_WRITTEN REQUEST_.
Your answer should be a single number: the count of lines holding the word "ffffff".
start LISTING
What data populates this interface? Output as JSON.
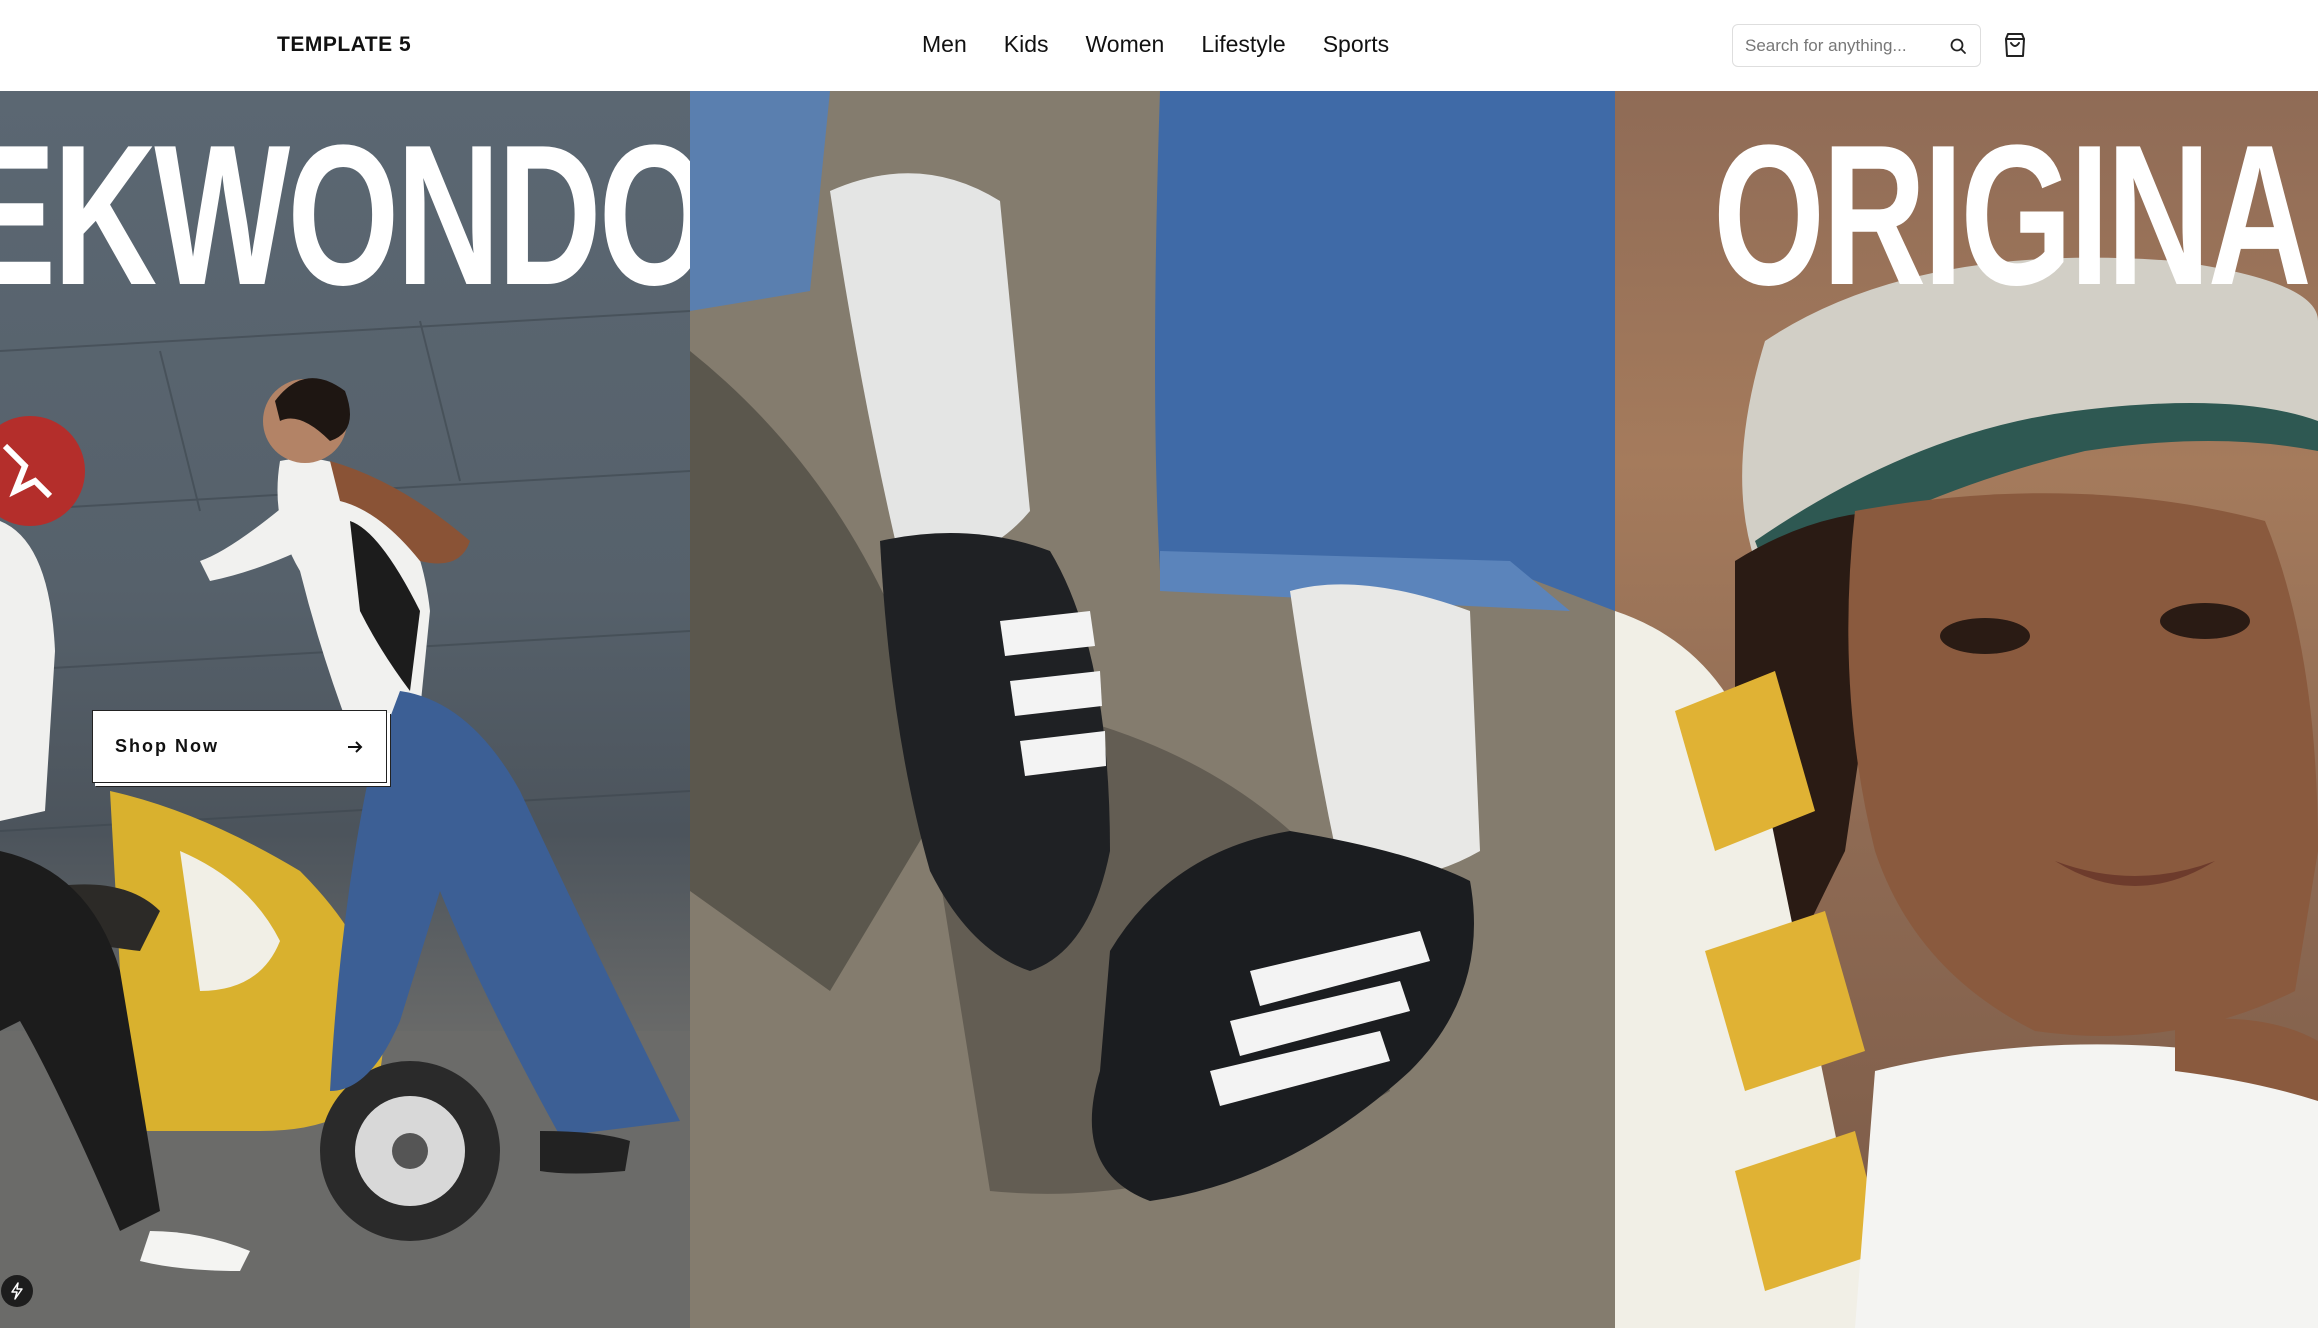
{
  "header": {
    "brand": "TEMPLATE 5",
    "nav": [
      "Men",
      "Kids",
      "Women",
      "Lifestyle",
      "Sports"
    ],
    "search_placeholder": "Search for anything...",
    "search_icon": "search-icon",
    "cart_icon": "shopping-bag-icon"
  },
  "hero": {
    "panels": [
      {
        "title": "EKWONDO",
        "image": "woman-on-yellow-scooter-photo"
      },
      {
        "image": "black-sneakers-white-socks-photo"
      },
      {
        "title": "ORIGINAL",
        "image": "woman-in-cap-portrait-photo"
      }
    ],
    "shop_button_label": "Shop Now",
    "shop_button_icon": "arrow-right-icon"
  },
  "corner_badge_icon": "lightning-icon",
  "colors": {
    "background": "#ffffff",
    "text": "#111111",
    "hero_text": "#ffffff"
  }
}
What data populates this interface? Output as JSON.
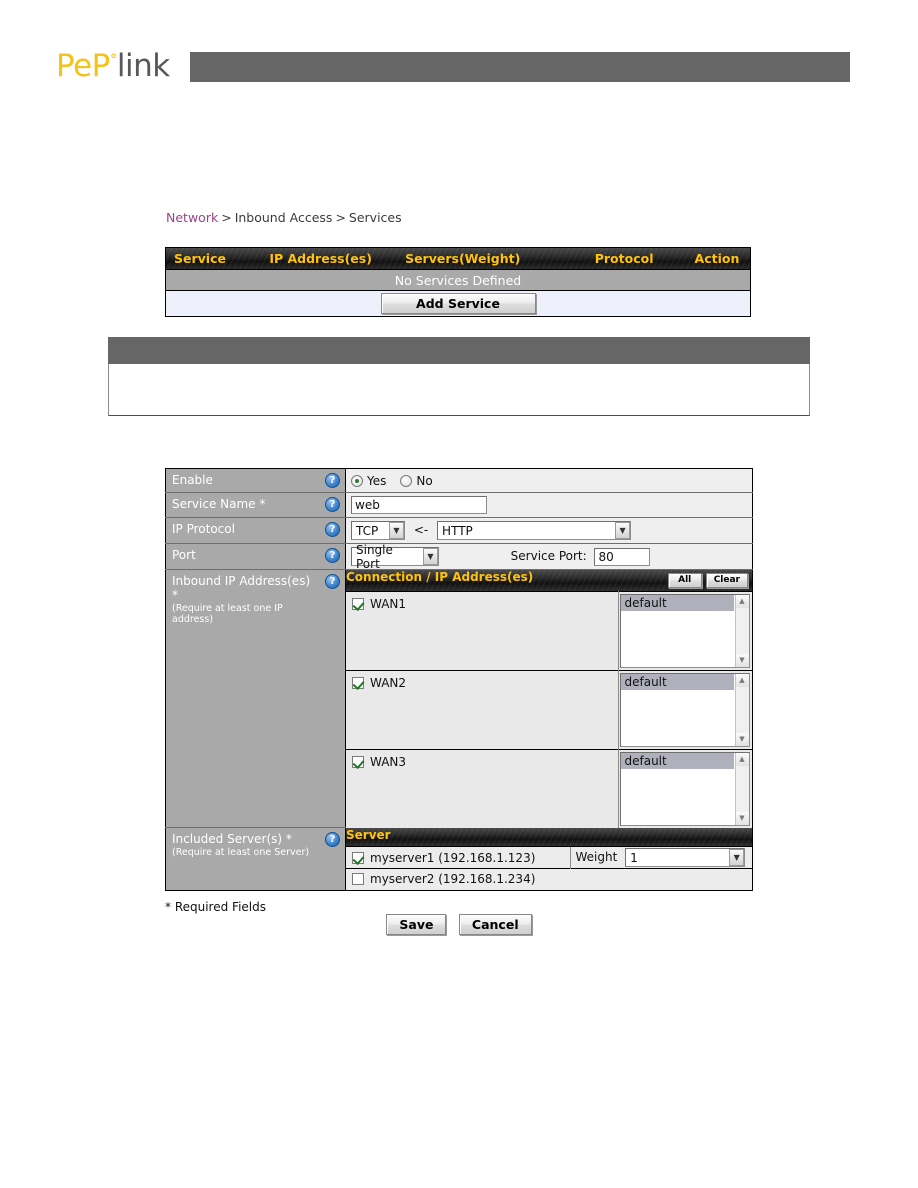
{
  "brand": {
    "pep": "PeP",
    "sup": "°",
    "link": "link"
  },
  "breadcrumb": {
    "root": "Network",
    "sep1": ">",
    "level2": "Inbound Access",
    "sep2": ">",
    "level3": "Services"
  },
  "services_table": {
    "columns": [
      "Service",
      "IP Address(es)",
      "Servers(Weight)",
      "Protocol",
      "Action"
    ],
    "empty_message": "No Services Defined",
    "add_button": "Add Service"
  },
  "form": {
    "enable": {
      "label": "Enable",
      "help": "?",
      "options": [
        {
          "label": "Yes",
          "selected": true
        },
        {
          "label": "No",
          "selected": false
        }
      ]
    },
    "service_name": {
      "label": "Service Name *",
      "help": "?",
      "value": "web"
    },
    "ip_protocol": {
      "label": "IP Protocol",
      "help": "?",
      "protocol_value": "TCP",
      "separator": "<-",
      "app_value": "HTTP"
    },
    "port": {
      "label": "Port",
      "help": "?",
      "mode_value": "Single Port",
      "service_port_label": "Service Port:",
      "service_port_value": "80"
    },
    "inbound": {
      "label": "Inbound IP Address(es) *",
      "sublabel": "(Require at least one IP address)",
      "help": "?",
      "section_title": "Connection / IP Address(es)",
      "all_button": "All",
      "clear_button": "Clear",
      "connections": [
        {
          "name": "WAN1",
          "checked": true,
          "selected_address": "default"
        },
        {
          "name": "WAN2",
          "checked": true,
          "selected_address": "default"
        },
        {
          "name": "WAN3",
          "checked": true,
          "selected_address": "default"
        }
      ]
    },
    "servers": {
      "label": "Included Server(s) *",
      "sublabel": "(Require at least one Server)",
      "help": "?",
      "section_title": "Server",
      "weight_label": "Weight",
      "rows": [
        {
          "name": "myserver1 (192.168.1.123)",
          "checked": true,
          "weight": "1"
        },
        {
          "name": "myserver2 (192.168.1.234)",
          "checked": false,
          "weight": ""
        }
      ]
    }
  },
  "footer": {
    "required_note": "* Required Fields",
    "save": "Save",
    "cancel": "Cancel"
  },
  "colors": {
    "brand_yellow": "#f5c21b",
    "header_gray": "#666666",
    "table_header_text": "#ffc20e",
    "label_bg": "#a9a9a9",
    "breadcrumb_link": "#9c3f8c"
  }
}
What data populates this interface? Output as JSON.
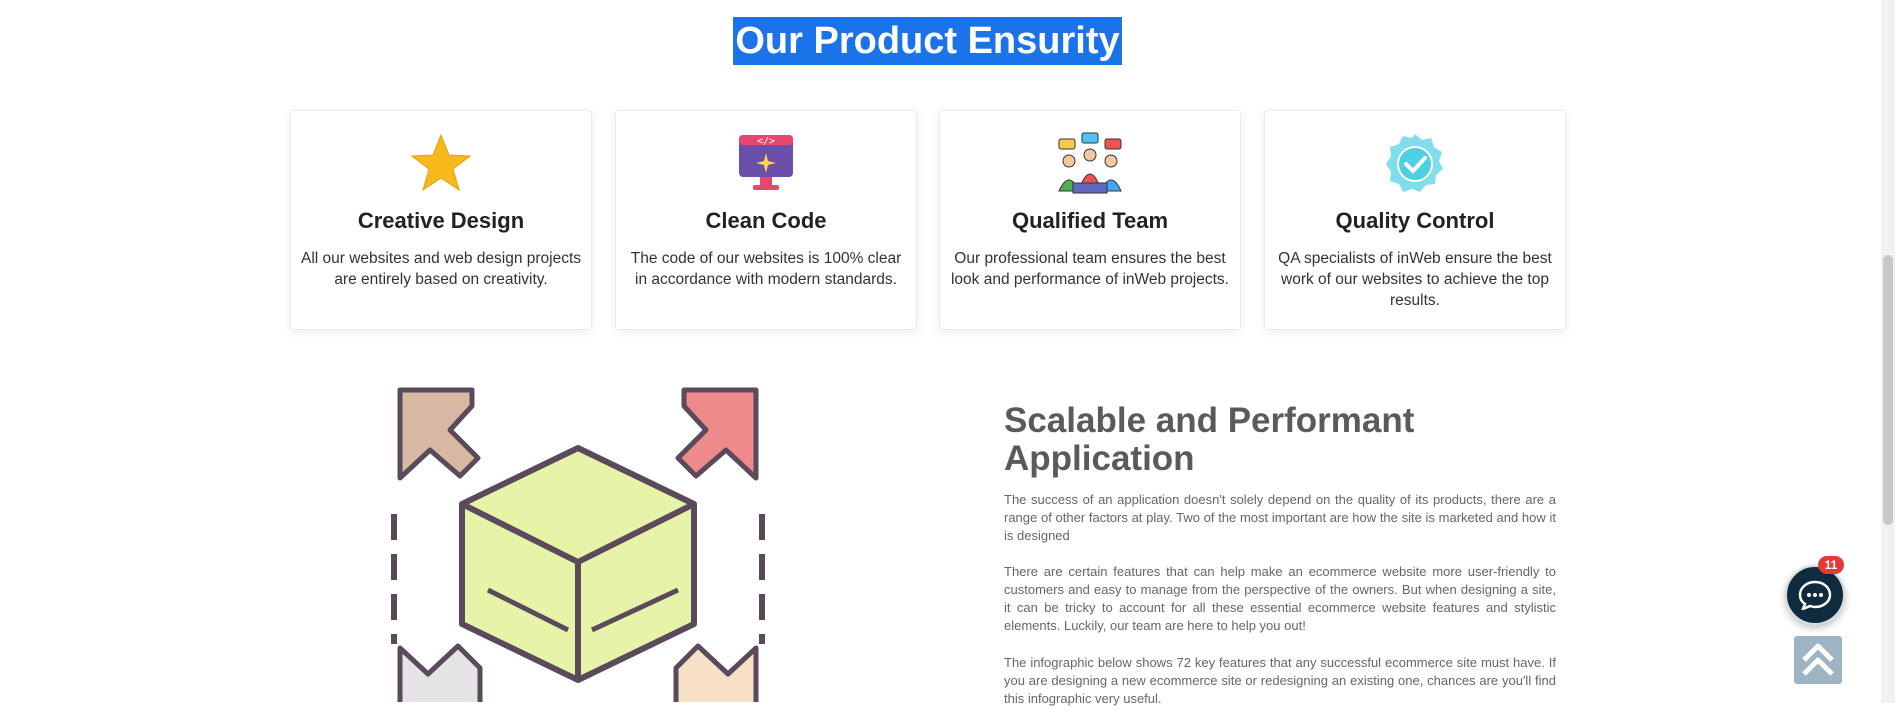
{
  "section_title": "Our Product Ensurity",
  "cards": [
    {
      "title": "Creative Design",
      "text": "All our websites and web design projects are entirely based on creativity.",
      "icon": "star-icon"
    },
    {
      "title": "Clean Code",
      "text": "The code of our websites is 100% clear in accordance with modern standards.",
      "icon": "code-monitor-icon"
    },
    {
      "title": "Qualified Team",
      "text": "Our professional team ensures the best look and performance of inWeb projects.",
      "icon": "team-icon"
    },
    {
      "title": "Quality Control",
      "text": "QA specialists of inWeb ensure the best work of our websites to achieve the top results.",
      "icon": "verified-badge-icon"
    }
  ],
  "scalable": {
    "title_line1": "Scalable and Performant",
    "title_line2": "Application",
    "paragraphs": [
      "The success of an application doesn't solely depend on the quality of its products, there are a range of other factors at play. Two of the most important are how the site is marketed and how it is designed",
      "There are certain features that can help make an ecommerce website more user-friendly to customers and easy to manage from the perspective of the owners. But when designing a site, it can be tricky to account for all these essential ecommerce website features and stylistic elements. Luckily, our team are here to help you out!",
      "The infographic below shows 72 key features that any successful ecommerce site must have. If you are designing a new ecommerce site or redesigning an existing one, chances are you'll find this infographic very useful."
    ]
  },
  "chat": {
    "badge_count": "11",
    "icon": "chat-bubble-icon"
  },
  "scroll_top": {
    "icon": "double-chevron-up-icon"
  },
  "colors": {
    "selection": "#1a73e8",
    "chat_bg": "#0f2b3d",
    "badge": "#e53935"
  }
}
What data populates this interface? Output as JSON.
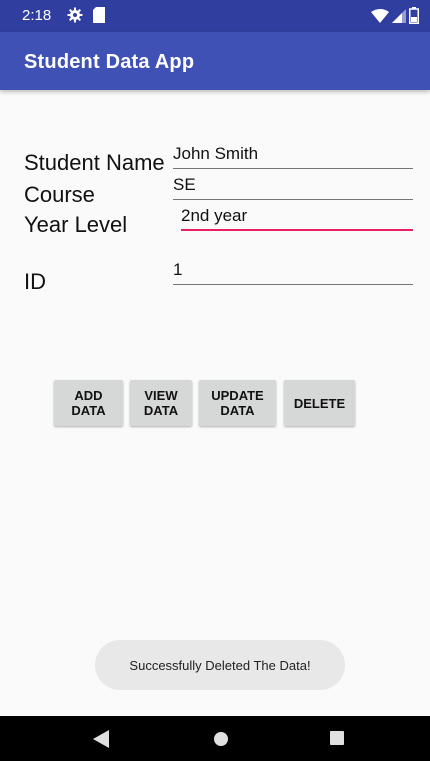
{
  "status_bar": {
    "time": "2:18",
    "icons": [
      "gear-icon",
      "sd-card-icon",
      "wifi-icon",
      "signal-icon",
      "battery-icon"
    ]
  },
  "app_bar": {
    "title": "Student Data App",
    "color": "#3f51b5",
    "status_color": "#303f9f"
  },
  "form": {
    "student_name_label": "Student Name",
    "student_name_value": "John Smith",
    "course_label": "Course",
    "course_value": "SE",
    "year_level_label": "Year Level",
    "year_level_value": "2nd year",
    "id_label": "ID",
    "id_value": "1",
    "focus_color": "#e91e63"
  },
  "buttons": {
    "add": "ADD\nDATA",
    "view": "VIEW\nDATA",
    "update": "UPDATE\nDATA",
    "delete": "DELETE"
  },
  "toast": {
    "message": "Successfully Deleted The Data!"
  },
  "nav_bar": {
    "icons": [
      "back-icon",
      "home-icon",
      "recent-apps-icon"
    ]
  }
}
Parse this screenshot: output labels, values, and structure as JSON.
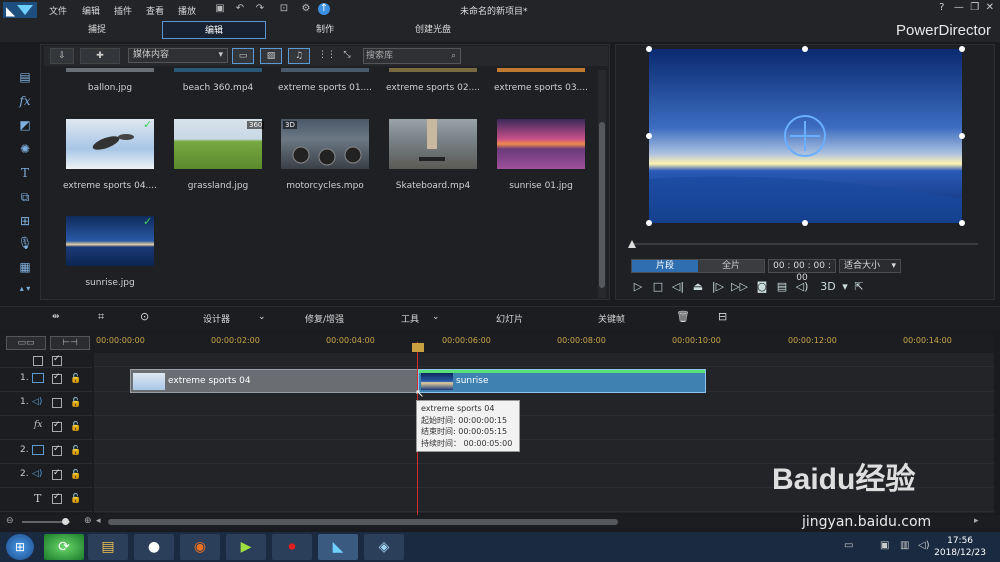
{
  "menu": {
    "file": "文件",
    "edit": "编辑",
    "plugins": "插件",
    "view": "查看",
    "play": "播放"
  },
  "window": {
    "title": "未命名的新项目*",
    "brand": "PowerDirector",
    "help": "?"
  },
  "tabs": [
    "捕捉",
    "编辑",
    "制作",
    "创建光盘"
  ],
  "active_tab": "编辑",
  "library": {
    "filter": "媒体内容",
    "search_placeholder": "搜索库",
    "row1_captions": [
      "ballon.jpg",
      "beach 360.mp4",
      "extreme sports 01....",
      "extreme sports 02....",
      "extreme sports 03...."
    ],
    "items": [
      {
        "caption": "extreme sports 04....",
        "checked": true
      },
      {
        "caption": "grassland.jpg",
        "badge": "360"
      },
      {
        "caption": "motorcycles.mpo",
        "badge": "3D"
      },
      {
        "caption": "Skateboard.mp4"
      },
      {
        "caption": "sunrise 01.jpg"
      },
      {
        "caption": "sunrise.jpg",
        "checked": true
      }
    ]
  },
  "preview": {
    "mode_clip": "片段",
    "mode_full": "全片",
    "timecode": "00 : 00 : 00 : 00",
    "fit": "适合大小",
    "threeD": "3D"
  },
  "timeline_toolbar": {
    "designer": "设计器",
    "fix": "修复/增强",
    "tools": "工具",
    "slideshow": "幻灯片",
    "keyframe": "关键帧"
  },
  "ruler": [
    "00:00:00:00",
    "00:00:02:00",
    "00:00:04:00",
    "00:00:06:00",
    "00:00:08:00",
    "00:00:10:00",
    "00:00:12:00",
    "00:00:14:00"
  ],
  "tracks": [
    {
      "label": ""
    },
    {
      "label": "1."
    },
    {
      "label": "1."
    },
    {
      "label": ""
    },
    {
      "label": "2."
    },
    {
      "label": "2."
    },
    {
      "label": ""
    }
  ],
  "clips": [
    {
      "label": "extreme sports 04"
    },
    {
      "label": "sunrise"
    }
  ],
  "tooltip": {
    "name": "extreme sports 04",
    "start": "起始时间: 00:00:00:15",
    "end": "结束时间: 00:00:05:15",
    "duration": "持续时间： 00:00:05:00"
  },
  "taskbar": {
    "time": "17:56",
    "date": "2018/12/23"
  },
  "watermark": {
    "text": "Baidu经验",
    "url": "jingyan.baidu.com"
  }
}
end LISTING
_ANSWER TO THE TASK_.
2